◆ Task objective ◆
Copy the listing below in full and skip every picture.
[start]
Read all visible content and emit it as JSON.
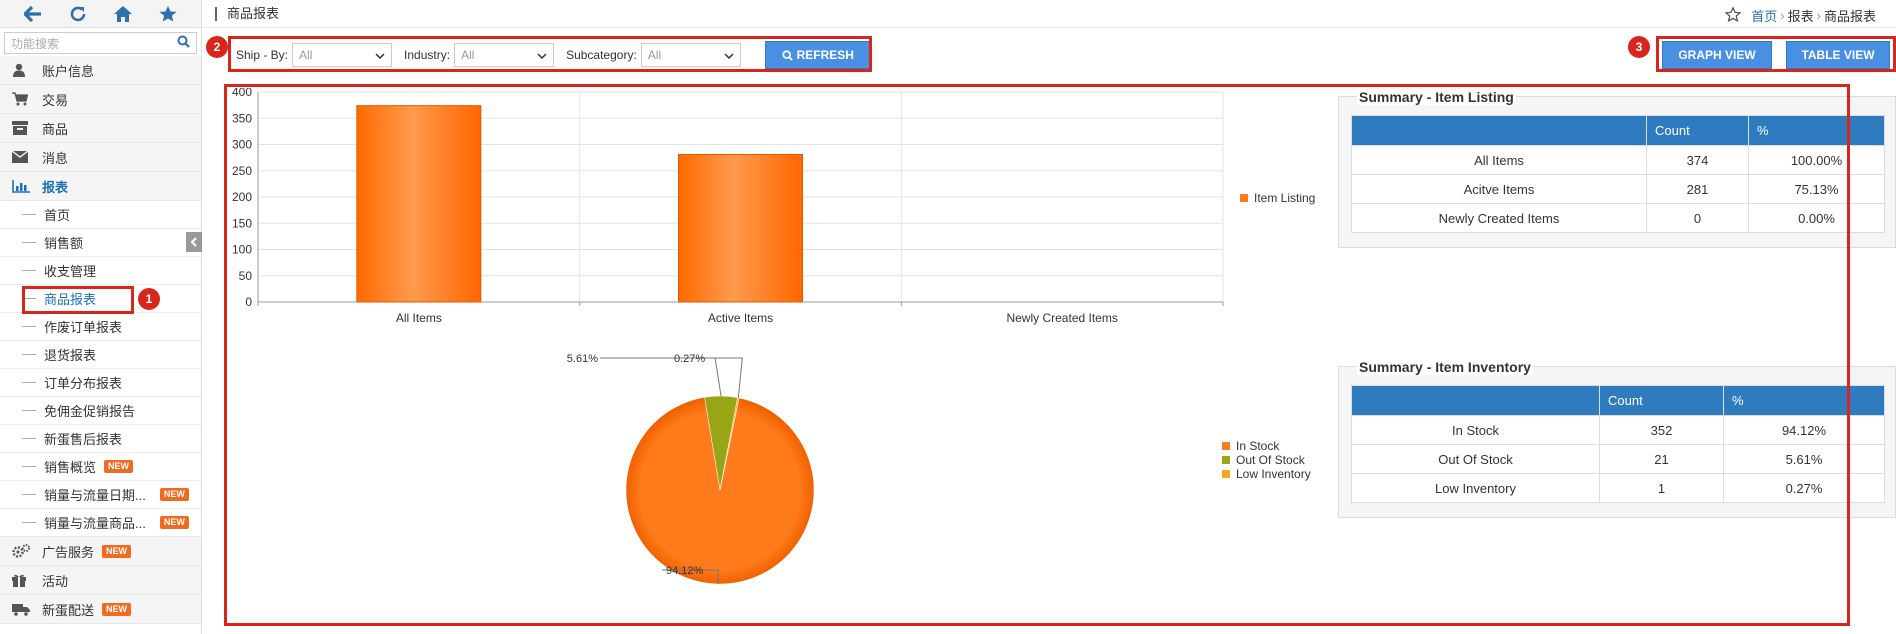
{
  "sidebar": {
    "search_placeholder": "功能搜索",
    "menu": [
      {
        "label": "账户信息",
        "icon": "user-icon"
      },
      {
        "label": "交易",
        "icon": "cart-icon"
      },
      {
        "label": "商品",
        "icon": "archive-icon"
      },
      {
        "label": "消息",
        "icon": "envelope-icon"
      },
      {
        "label": "报表",
        "icon": "bar-chart-icon"
      }
    ],
    "submenu": [
      {
        "label": "首页"
      },
      {
        "label": "销售额"
      },
      {
        "label": "收支管理"
      },
      {
        "label": "商品报表"
      },
      {
        "label": "作废订单报表"
      },
      {
        "label": "退货报表"
      },
      {
        "label": "订单分布报表"
      },
      {
        "label": "免佣金促销报告"
      },
      {
        "label": "新蛋售后报表"
      },
      {
        "label": "销售概览",
        "badge": "NEW"
      },
      {
        "label": "销量与流量日期...",
        "badge": "NEW"
      },
      {
        "label": "销量与流量商品...",
        "badge": "NEW"
      }
    ],
    "menu2": [
      {
        "label": "广告服务",
        "icon": "gears-icon",
        "badge": "NEW"
      },
      {
        "label": "活动",
        "icon": "gift-icon"
      },
      {
        "label": "新蛋配送",
        "icon": "truck-icon",
        "badge": "NEW"
      }
    ]
  },
  "header": {
    "title": "商品报表",
    "breadcrumb": {
      "home": "首页",
      "parent": "报表",
      "current": "商品报表"
    }
  },
  "filters": {
    "ship_by_label": "Ship - By:",
    "ship_by_value": "All",
    "industry_label": "Industry:",
    "industry_value": "All",
    "subcategory_label": "Subcategory:",
    "subcategory_value": "All",
    "refresh_label": "REFRESH"
  },
  "view_buttons": {
    "graph": "GRAPH VIEW",
    "table": "TABLE VIEW"
  },
  "callouts": [
    "1",
    "2",
    "3"
  ],
  "chart_data": [
    {
      "type": "bar",
      "categories": [
        "All Items",
        "Active Items",
        "Newly Created Items"
      ],
      "series": [
        {
          "name": "Item Listing",
          "values": [
            374,
            281,
            0
          ],
          "color": "#ff7a1a"
        }
      ],
      "ylim": [
        0,
        400
      ],
      "yticks": [
        "0",
        "50",
        "100",
        "150",
        "200",
        "250",
        "300",
        "350",
        "400"
      ],
      "grid": true,
      "legend_position": "right"
    },
    {
      "type": "pie",
      "slices": [
        {
          "name": "In Stock",
          "value": 94.12,
          "label": "94.12%",
          "color": "#ff7a1a"
        },
        {
          "name": "Out Of Stock",
          "value": 5.61,
          "label": "5.61%",
          "color": "#9aa515"
        },
        {
          "name": "Low Inventory",
          "value": 0.27,
          "label": "0.27%",
          "color": "#f5a623"
        }
      ],
      "legend_position": "right"
    }
  ],
  "summary_listing": {
    "title": "Summary - Item Listing",
    "headers": [
      "",
      "Count",
      "%"
    ],
    "rows": [
      [
        "All Items",
        "374",
        "100.00%"
      ],
      [
        "Acitve Items",
        "281",
        "75.13%"
      ],
      [
        "Newly Created Items",
        "0",
        "0.00%"
      ]
    ]
  },
  "summary_inventory": {
    "title": "Summary - Item Inventory",
    "headers": [
      "",
      "Count",
      "%"
    ],
    "rows": [
      [
        "In Stock",
        "352",
        "94.12%"
      ],
      [
        "Out Of Stock",
        "21",
        "5.61%"
      ],
      [
        "Low Inventory",
        "1",
        "0.27%"
      ]
    ]
  },
  "colors": {
    "accent": "#1e6fb5",
    "button": "#4a90e2",
    "bar": "#ff7a1a",
    "callout": "#d9261c",
    "table_header": "#2f7bbf"
  }
}
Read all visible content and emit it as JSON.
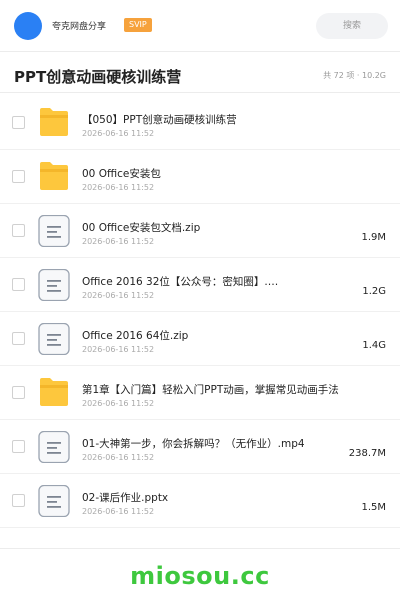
{
  "header": {
    "share_name": "夸克网盘分享",
    "badge": "SVIP",
    "search_placeholder": "搜索"
  },
  "folder": {
    "title": "PPT创意动画硬核训练营",
    "meta": "共 72 项 · 10.2G"
  },
  "files": [
    {
      "name": "【050】PPT创意动画硬核训练营",
      "date": "2026-06-16 11:52",
      "size": "",
      "type": "folder"
    },
    {
      "name": "00 Office安装包",
      "date": "2026-06-16 11:52",
      "size": "",
      "type": "folder"
    },
    {
      "name": "00 Office安装包文档.zip",
      "date": "2026-06-16 11:52",
      "size": "1.9M",
      "type": "file"
    },
    {
      "name": "Office 2016 32位【公众号：密知圈】.…",
      "date": "2026-06-16 11:52",
      "size": "1.2G",
      "type": "file"
    },
    {
      "name": "Office 2016 64位.zip",
      "date": "2026-06-16 11:52",
      "size": "1.4G",
      "type": "file"
    },
    {
      "name": "第1章【入门篇】轻松入门PPT动画，掌握常见动画手法",
      "date": "2026-06-16 11:52",
      "size": "",
      "type": "folder"
    },
    {
      "name": "01-大神第一步，你会拆解吗？（无作业）.mp4",
      "date": "2026-06-16 11:52",
      "size": "238.7M",
      "type": "file"
    },
    {
      "name": "02-课后作业.pptx",
      "date": "2026-06-16 11:52",
      "size": "1.5M",
      "type": "file"
    }
  ],
  "colors": {
    "folder_yellow": "#fdc73d",
    "accent_blue": "#2a80f4",
    "svip_orange": "#f6a23c",
    "watermark_green": "#3ec83e"
  },
  "watermark": "miosou.cc"
}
[end]
◆ Expected answer ◆
Read all visible content and emit it as JSON.
{
  "sidebar": {
    "search_placeholder": "功能搜索",
    "menu": [
      {
        "label": "账户信息",
        "icon": "user-icon"
      },
      {
        "label": "交易",
        "icon": "cart-icon"
      },
      {
        "label": "商品",
        "icon": "archive-icon"
      },
      {
        "label": "消息",
        "icon": "envelope-icon"
      },
      {
        "label": "报表",
        "icon": "bar-chart-icon"
      }
    ],
    "submenu": [
      {
        "label": "首页"
      },
      {
        "label": "销售额"
      },
      {
        "label": "收支管理"
      },
      {
        "label": "商品报表"
      },
      {
        "label": "作废订单报表"
      },
      {
        "label": "退货报表"
      },
      {
        "label": "订单分布报表"
      },
      {
        "label": "免佣金促销报告"
      },
      {
        "label": "新蛋售后报表"
      },
      {
        "label": "销售概览",
        "badge": "NEW"
      },
      {
        "label": "销量与流量日期...",
        "badge": "NEW"
      },
      {
        "label": "销量与流量商品...",
        "badge": "NEW"
      }
    ],
    "menu2": [
      {
        "label": "广告服务",
        "icon": "gears-icon",
        "badge": "NEW"
      },
      {
        "label": "活动",
        "icon": "gift-icon"
      },
      {
        "label": "新蛋配送",
        "icon": "truck-icon",
        "badge": "NEW"
      }
    ]
  },
  "header": {
    "title": "商品报表",
    "breadcrumb": {
      "home": "首页",
      "parent": "报表",
      "current": "商品报表"
    }
  },
  "filters": {
    "ship_by_label": "Ship - By:",
    "ship_by_value": "All",
    "industry_label": "Industry:",
    "industry_value": "All",
    "subcategory_label": "Subcategory:",
    "subcategory_value": "All",
    "refresh_label": "REFRESH"
  },
  "view_buttons": {
    "graph": "GRAPH VIEW",
    "table": "TABLE VIEW"
  },
  "callouts": [
    "1",
    "2",
    "3"
  ],
  "chart_data": [
    {
      "type": "bar",
      "categories": [
        "All Items",
        "Active Items",
        "Newly Created Items"
      ],
      "series": [
        {
          "name": "Item Listing",
          "values": [
            374,
            281,
            0
          ],
          "color": "#ff7a1a"
        }
      ],
      "ylim": [
        0,
        400
      ],
      "yticks": [
        "0",
        "50",
        "100",
        "150",
        "200",
        "250",
        "300",
        "350",
        "400"
      ],
      "grid": true,
      "legend_position": "right"
    },
    {
      "type": "pie",
      "slices": [
        {
          "name": "In Stock",
          "value": 94.12,
          "label": "94.12%",
          "color": "#ff7a1a"
        },
        {
          "name": "Out Of Stock",
          "value": 5.61,
          "label": "5.61%",
          "color": "#9aa515"
        },
        {
          "name": "Low Inventory",
          "value": 0.27,
          "label": "0.27%",
          "color": "#f5a623"
        }
      ],
      "legend_position": "right"
    }
  ],
  "summary_listing": {
    "title": "Summary - Item Listing",
    "headers": [
      "",
      "Count",
      "%"
    ],
    "rows": [
      [
        "All Items",
        "374",
        "100.00%"
      ],
      [
        "Acitve Items",
        "281",
        "75.13%"
      ],
      [
        "Newly Created Items",
        "0",
        "0.00%"
      ]
    ]
  },
  "summary_inventory": {
    "title": "Summary - Item Inventory",
    "headers": [
      "",
      "Count",
      "%"
    ],
    "rows": [
      [
        "In Stock",
        "352",
        "94.12%"
      ],
      [
        "Out Of Stock",
        "21",
        "5.61%"
      ],
      [
        "Low Inventory",
        "1",
        "0.27%"
      ]
    ]
  },
  "colors": {
    "accent": "#1e6fb5",
    "button": "#4a90e2",
    "bar": "#ff7a1a",
    "callout": "#d9261c",
    "table_header": "#2f7bbf"
  }
}
Read all visible content and emit it as JSON.
{
  "header": {
    "share_name": "夸克网盘分享",
    "badge": "SVIP",
    "search_placeholder": "搜索"
  },
  "folder": {
    "title": "PPT创意动画硬核训练营",
    "meta": "共 72 项 · 10.2G"
  },
  "files": [
    {
      "name": "【050】PPT创意动画硬核训练营",
      "date": "2026-06-16 11:52",
      "size": "",
      "type": "folder"
    },
    {
      "name": "00 Office安装包",
      "date": "2026-06-16 11:52",
      "size": "",
      "type": "folder"
    },
    {
      "name": "00 Office安装包文档.zip",
      "date": "2026-06-16 11:52",
      "size": "1.9M",
      "type": "file"
    },
    {
      "name": "Office 2016 32位【公众号：密知圈】.…",
      "date": "2026-06-16 11:52",
      "size": "1.2G",
      "type": "file"
    },
    {
      "name": "Office 2016 64位.zip",
      "date": "2026-06-16 11:52",
      "size": "1.4G",
      "type": "file"
    },
    {
      "name": "第1章【入门篇】轻松入门PPT动画，掌握常见动画手法",
      "date": "2026-06-16 11:52",
      "size": "",
      "type": "folder"
    },
    {
      "name": "01-大神第一步，你会拆解吗？（无作业）.mp4",
      "date": "2026-06-16 11:52",
      "size": "238.7M",
      "type": "file"
    },
    {
      "name": "02-课后作业.pptx",
      "date": "2026-06-16 11:52",
      "size": "1.5M",
      "type": "file"
    }
  ],
  "colors": {
    "folder_yellow": "#fdc73d",
    "accent_blue": "#2a80f4",
    "svip_orange": "#f6a23c",
    "watermark_green": "#3ec83e"
  },
  "watermark": "miosou.cc"
}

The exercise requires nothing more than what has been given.